==== Record extracts

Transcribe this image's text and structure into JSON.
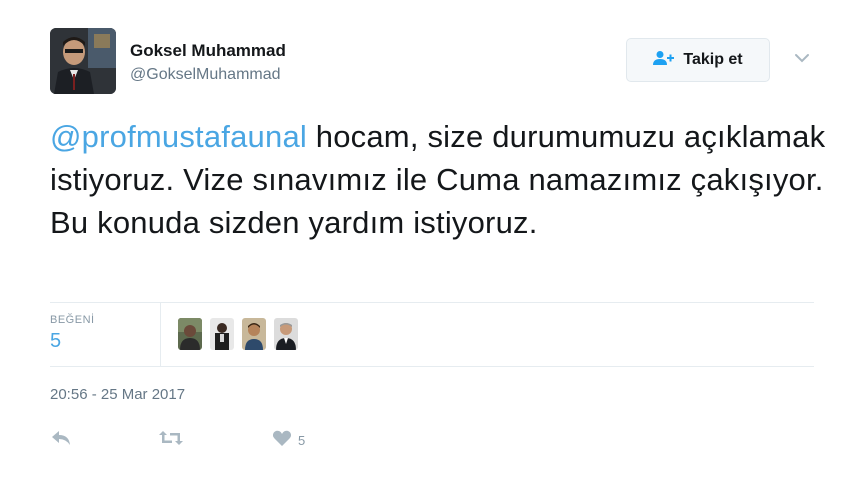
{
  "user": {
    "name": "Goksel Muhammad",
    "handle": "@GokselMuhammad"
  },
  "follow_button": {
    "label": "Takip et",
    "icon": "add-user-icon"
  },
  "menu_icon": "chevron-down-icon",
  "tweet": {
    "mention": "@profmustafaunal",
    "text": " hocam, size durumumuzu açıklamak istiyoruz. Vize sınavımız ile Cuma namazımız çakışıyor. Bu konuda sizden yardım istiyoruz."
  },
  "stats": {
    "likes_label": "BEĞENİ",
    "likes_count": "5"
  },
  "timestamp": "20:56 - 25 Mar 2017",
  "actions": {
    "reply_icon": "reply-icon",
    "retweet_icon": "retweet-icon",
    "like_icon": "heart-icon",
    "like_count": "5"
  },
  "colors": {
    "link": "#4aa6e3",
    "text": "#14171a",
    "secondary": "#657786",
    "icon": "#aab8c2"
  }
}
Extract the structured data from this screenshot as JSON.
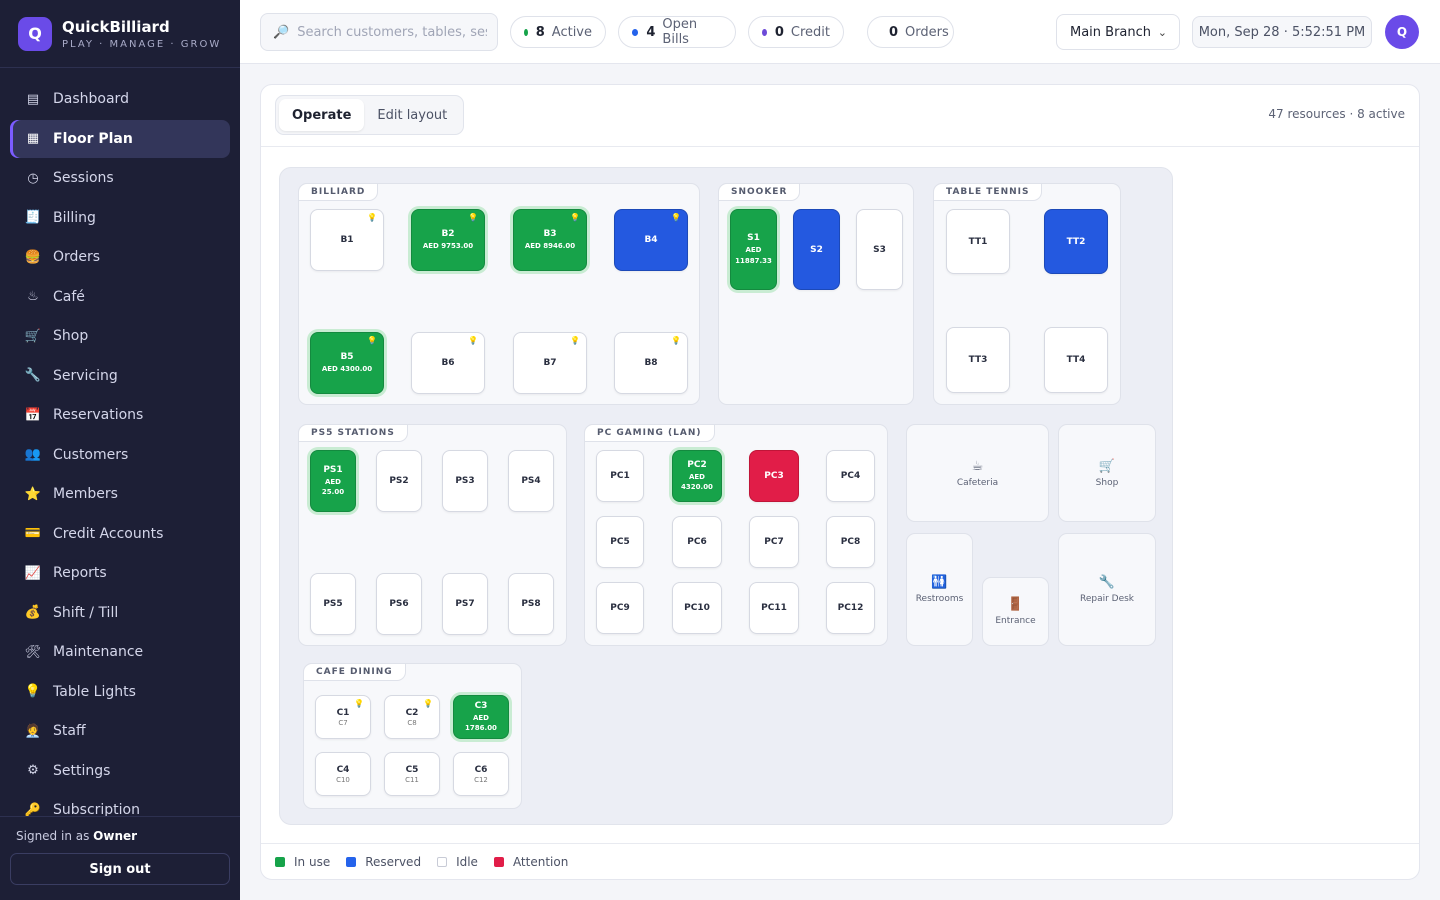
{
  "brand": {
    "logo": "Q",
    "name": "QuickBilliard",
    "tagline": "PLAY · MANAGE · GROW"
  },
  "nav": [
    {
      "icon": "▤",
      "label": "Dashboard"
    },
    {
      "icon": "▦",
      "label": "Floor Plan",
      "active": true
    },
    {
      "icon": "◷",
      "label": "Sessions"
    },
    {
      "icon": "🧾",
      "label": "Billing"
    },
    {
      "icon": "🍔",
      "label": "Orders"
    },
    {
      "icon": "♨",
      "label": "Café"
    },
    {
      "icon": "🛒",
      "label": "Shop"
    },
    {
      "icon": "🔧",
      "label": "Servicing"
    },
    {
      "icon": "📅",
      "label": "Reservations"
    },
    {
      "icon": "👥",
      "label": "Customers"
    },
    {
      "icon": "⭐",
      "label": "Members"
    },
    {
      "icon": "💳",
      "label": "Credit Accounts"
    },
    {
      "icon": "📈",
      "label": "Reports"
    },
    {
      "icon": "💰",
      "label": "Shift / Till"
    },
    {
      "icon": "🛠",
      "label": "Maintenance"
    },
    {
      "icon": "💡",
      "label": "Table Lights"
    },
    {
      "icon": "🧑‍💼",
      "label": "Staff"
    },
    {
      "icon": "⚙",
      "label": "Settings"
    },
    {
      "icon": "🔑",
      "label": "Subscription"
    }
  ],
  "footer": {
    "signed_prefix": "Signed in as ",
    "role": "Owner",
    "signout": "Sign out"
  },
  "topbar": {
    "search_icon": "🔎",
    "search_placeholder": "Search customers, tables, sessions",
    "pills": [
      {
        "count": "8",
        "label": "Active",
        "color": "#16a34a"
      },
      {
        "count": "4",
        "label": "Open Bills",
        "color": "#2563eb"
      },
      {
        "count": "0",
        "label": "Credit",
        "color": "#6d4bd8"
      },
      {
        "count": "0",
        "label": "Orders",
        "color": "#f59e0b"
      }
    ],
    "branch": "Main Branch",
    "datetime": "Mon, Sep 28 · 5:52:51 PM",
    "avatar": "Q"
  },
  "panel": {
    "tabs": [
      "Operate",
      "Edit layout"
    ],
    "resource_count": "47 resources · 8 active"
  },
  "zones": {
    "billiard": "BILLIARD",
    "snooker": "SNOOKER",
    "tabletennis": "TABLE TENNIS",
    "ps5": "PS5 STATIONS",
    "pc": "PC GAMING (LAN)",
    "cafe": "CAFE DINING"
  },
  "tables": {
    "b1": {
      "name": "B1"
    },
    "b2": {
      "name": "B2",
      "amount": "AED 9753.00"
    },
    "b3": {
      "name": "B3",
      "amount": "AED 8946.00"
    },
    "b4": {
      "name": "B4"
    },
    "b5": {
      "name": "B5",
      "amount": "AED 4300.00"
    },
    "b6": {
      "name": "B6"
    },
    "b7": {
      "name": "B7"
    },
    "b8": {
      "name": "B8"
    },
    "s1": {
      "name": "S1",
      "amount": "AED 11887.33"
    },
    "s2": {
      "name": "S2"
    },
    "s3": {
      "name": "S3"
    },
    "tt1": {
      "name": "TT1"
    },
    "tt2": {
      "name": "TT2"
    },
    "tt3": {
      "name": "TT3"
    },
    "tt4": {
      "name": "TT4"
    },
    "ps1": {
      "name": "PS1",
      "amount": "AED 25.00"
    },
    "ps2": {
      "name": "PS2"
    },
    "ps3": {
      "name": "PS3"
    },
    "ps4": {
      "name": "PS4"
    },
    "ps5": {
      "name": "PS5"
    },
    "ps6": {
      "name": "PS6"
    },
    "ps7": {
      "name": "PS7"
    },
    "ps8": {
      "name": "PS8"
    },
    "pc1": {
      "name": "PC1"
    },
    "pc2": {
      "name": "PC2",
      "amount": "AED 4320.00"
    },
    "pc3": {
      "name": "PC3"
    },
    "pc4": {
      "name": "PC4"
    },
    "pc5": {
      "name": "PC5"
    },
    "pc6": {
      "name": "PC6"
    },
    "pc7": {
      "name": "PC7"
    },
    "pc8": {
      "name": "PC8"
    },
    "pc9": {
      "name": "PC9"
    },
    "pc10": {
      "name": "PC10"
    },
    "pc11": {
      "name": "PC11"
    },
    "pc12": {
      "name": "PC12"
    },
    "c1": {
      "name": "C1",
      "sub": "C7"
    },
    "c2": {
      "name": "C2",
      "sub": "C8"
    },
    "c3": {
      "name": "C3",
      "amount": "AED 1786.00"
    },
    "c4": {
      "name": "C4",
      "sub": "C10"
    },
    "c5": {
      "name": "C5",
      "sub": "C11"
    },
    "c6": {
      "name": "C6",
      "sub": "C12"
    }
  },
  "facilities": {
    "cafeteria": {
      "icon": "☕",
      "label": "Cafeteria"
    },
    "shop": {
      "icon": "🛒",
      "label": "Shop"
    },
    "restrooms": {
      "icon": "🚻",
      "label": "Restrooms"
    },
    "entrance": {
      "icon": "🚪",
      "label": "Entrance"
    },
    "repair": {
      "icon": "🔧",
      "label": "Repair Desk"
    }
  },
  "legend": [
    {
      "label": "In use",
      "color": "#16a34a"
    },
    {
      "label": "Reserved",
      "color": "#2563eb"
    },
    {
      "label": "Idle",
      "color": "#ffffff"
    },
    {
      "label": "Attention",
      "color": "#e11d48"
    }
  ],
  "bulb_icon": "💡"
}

========

Requirement:
Print every entry exactly as written, without the pictures.

Answer for the task:
Transcribe this image's text and structure into JSON.
{
  "user": {
    "name": "Goksel Muhammad",
    "handle": "@GokselMuhammad"
  },
  "follow_button": {
    "label": "Takip et",
    "icon": "add-user-icon"
  },
  "menu_icon": "chevron-down-icon",
  "tweet": {
    "mention": "@profmustafaunal",
    "text": " hocam, size durumumuzu açıklamak istiyoruz. Vize sınavımız ile Cuma namazımız çakışıyor. Bu konuda sizden yardım istiyoruz."
  },
  "stats": {
    "likes_label": "BEĞENİ",
    "likes_count": "5"
  },
  "timestamp": "20:56 - 25 Mar 2017",
  "actions": {
    "reply_icon": "reply-icon",
    "retweet_icon": "retweet-icon",
    "like_icon": "heart-icon",
    "like_count": "5"
  },
  "colors": {
    "link": "#4aa6e3",
    "text": "#14171a",
    "secondary": "#657786",
    "icon": "#aab8c2"
  }
}
Extract the structured data from this screenshot as JSON.
{
  "brand": {
    "logo": "Q",
    "name": "QuickBilliard",
    "tagline": "PLAY · MANAGE · GROW"
  },
  "nav": [
    {
      "icon": "▤",
      "label": "Dashboard"
    },
    {
      "icon": "▦",
      "label": "Floor Plan",
      "active": true
    },
    {
      "icon": "◷",
      "label": "Sessions"
    },
    {
      "icon": "🧾",
      "label": "Billing"
    },
    {
      "icon": "🍔",
      "label": "Orders"
    },
    {
      "icon": "♨",
      "label": "Café"
    },
    {
      "icon": "🛒",
      "label": "Shop"
    },
    {
      "icon": "🔧",
      "label": "Servicing"
    },
    {
      "icon": "📅",
      "label": "Reservations"
    },
    {
      "icon": "👥",
      "label": "Customers"
    },
    {
      "icon": "⭐",
      "label": "Members"
    },
    {
      "icon": "💳",
      "label": "Credit Accounts"
    },
    {
      "icon": "📈",
      "label": "Reports"
    },
    {
      "icon": "💰",
      "label": "Shift / Till"
    },
    {
      "icon": "🛠",
      "label": "Maintenance"
    },
    {
      "icon": "💡",
      "label": "Table Lights"
    },
    {
      "icon": "🧑‍💼",
      "label": "Staff"
    },
    {
      "icon": "⚙",
      "label": "Settings"
    },
    {
      "icon": "🔑",
      "label": "Subscription"
    }
  ],
  "footer": {
    "signed_prefix": "Signed in as ",
    "role": "Owner",
    "signout": "Sign out"
  },
  "topbar": {
    "search_icon": "🔎",
    "search_placeholder": "Search customers, tables, sessions",
    "pills": [
      {
        "count": "8",
        "label": "Active",
        "color": "#16a34a"
      },
      {
        "count": "4",
        "label": "Open Bills",
        "color": "#2563eb"
      },
      {
        "count": "0",
        "label": "Credit",
        "color": "#6d4bd8"
      },
      {
        "count": "0",
        "label": "Orders",
        "color": "#f59e0b"
      }
    ],
    "branch": "Main Branch",
    "datetime": "Mon, Sep 28 · 5:52:51 PM",
    "avatar": "Q"
  },
  "panel": {
    "tabs": [
      "Operate",
      "Edit layout"
    ],
    "resource_count": "47 resources · 8 active"
  },
  "zones": {
    "billiard": "BILLIARD",
    "snooker": "SNOOKER",
    "tabletennis": "TABLE TENNIS",
    "ps5": "PS5 STATIONS",
    "pc": "PC GAMING (LAN)",
    "cafe": "CAFE DINING"
  },
  "tables": {
    "b1": {
      "name": "B1"
    },
    "b2": {
      "name": "B2",
      "amount": "AED 9753.00"
    },
    "b3": {
      "name": "B3",
      "amount": "AED 8946.00"
    },
    "b4": {
      "name": "B4"
    },
    "b5": {
      "name": "B5",
      "amount": "AED 4300.00"
    },
    "b6": {
      "name": "B6"
    },
    "b7": {
      "name": "B7"
    },
    "b8": {
      "name": "B8"
    },
    "s1": {
      "name": "S1",
      "amount": "AED 11887.33"
    },
    "s2": {
      "name": "S2"
    },
    "s3": {
      "name": "S3"
    },
    "tt1": {
      "name": "TT1"
    },
    "tt2": {
      "name": "TT2"
    },
    "tt3": {
      "name": "TT3"
    },
    "tt4": {
      "name": "TT4"
    },
    "ps1": {
      "name": "PS1",
      "amount": "AED 25.00"
    },
    "ps2": {
      "name": "PS2"
    },
    "ps3": {
      "name": "PS3"
    },
    "ps4": {
      "name": "PS4"
    },
    "ps5": {
      "name": "PS5"
    },
    "ps6": {
      "name": "PS6"
    },
    "ps7": {
      "name": "PS7"
    },
    "ps8": {
      "name": "PS8"
    },
    "pc1": {
      "name": "PC1"
    },
    "pc2": {
      "name": "PC2",
      "amount": "AED 4320.00"
    },
    "pc3": {
      "name": "PC3"
    },
    "pc4": {
      "name": "PC4"
    },
    "pc5": {
      "name": "PC5"
    },
    "pc6": {
      "name": "PC6"
    },
    "pc7": {
      "name": "PC7"
    },
    "pc8": {
      "name": "PC8"
    },
    "pc9": {
      "name": "PC9"
    },
    "pc10": {
      "name": "PC10"
    },
    "pc11": {
      "name": "PC11"
    },
    "pc12": {
      "name": "PC12"
    },
    "c1": {
      "name": "C1",
      "sub": "C7"
    },
    "c2": {
      "name": "C2",
      "sub": "C8"
    },
    "c3": {
      "name": "C3",
      "amount": "AED 1786.00"
    },
    "c4": {
      "name": "C4",
      "sub": "C10"
    },
    "c5": {
      "name": "C5",
      "sub": "C11"
    },
    "c6": {
      "name": "C6",
      "sub": "C12"
    }
  },
  "facilities": {
    "cafeteria": {
      "icon": "☕",
      "label": "Cafeteria"
    },
    "shop": {
      "icon": "🛒",
      "label": "Shop"
    },
    "restrooms": {
      "icon": "🚻",
      "label": "Restrooms"
    },
    "entrance": {
      "icon": "🚪",
      "label": "Entrance"
    },
    "repair": {
      "icon": "🔧",
      "label": "Repair Desk"
    }
  },
  "legend": [
    {
      "label": "In use",
      "color": "#16a34a"
    },
    {
      "label": "Reserved",
      "color": "#2563eb"
    },
    {
      "label": "Idle",
      "color": "#ffffff"
    },
    {
      "label": "Attention",
      "color": "#e11d48"
    }
  ],
  "bulb_icon": "💡"
}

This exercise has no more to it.